(Items from a dataset)
——
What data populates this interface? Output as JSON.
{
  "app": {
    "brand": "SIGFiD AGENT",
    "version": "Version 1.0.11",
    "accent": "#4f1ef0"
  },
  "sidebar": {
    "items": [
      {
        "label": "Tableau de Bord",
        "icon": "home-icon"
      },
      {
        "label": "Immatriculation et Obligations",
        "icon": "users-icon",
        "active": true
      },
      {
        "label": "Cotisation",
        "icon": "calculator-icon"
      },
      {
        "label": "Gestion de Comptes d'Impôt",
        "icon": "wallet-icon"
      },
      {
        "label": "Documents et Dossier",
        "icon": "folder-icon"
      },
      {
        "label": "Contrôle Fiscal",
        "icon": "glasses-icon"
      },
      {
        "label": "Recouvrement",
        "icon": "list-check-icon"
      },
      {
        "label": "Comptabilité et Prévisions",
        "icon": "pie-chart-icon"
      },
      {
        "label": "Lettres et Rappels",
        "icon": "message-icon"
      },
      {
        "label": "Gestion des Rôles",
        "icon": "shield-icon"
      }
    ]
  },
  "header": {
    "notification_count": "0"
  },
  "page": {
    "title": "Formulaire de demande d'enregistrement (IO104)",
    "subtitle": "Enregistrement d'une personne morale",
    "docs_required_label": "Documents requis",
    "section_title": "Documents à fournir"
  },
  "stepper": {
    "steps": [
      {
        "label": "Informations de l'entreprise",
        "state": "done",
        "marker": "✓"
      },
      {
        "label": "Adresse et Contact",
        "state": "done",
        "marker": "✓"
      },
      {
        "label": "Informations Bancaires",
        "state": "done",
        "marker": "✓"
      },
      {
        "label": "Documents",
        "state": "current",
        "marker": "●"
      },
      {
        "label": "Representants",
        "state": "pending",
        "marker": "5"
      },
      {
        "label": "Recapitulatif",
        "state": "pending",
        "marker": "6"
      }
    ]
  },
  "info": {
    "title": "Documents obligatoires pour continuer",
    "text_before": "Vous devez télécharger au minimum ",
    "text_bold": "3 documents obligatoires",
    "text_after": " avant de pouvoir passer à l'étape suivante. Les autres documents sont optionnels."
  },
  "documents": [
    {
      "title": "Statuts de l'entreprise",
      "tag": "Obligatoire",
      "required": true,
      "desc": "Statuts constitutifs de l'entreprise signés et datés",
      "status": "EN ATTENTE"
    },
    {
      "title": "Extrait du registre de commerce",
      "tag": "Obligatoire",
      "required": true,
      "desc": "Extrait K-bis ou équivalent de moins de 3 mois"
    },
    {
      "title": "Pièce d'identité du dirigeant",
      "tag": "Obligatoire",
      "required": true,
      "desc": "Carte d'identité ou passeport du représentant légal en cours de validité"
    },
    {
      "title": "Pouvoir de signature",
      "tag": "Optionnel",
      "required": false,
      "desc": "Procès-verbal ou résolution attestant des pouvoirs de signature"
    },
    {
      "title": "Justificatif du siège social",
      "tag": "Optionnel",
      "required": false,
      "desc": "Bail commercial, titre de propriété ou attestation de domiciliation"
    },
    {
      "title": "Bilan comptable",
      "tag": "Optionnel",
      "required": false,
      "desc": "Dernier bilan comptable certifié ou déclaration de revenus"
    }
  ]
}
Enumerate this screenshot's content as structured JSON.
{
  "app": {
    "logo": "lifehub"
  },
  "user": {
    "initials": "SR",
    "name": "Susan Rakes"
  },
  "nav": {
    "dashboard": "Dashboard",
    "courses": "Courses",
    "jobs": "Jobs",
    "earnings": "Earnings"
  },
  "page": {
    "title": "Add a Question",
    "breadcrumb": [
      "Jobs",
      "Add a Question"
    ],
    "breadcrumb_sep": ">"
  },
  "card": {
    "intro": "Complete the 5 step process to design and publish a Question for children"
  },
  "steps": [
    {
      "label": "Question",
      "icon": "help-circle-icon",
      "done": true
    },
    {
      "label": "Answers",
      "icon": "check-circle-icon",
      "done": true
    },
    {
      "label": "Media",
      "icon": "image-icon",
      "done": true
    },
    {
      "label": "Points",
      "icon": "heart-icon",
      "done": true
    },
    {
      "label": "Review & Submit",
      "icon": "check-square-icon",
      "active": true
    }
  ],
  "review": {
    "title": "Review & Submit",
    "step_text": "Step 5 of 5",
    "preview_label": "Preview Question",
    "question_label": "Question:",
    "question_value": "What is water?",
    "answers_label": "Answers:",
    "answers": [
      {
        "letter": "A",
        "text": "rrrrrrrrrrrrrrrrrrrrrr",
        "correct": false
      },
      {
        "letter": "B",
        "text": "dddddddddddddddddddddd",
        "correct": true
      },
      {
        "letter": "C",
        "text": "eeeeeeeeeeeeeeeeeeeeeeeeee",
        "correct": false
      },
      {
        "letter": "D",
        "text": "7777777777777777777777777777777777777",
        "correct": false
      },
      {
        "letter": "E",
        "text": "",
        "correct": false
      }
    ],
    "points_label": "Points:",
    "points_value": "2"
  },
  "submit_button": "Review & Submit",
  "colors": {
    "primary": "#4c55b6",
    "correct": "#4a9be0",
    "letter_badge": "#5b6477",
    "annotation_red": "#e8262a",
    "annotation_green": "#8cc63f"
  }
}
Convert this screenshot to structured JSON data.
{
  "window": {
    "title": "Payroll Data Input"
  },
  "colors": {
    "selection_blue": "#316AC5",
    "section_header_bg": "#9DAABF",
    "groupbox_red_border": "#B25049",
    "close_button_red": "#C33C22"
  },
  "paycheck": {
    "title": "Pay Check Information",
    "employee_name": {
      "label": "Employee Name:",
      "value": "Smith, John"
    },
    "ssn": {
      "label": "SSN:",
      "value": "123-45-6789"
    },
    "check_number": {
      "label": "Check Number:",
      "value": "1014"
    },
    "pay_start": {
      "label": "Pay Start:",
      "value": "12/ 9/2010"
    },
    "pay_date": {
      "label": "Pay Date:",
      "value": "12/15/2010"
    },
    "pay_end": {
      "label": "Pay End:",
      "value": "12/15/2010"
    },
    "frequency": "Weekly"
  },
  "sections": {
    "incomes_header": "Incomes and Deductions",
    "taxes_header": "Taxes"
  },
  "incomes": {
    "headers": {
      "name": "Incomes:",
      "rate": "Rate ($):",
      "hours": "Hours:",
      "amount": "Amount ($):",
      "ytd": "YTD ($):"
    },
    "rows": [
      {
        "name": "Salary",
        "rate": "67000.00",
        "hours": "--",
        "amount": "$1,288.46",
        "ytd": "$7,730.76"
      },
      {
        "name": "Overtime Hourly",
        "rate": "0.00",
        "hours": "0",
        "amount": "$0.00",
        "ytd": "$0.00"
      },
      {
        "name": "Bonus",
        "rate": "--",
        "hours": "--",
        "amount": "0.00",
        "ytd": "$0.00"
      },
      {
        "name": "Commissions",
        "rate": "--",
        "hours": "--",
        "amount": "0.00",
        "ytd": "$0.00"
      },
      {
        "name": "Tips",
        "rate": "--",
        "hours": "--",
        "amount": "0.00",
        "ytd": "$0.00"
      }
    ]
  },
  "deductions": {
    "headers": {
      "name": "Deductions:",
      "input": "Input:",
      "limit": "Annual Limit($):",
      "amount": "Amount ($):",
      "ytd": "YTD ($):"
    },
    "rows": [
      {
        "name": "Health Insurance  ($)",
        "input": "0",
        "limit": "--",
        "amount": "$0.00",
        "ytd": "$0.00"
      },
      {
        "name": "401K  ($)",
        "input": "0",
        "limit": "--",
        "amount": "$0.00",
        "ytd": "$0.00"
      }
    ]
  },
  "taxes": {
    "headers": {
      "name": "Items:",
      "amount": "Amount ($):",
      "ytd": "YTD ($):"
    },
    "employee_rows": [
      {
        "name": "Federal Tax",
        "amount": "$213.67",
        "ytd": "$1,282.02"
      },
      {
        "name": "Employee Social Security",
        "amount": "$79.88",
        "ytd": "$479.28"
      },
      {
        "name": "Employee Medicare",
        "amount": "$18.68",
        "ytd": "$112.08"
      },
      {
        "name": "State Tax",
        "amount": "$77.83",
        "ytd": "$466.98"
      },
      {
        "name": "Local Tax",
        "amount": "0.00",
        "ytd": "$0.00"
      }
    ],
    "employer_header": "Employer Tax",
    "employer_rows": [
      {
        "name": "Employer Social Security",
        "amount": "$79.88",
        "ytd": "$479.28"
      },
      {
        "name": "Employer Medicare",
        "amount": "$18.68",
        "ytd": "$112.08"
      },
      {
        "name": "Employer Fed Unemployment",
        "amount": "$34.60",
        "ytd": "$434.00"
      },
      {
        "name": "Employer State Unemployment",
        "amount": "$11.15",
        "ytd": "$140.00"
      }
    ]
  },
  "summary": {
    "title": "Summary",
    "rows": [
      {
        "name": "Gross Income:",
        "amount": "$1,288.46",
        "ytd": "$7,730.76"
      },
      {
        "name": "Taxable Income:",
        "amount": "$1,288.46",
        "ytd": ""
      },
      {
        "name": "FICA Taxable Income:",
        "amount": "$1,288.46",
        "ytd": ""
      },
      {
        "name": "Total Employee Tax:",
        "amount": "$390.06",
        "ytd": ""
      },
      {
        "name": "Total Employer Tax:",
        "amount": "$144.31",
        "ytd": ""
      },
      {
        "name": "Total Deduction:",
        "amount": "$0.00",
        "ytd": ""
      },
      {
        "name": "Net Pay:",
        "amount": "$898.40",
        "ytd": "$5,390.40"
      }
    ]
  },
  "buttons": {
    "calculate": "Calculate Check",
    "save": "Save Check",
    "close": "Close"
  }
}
——
◆ Given instruction: Copy out every line from the data above that has "Extrait" in it.

◆ Final result:
      "title": "Extrait du registre de commerce",
      "desc": "Extrait K-bis ou équivalent de moins de 3 mois"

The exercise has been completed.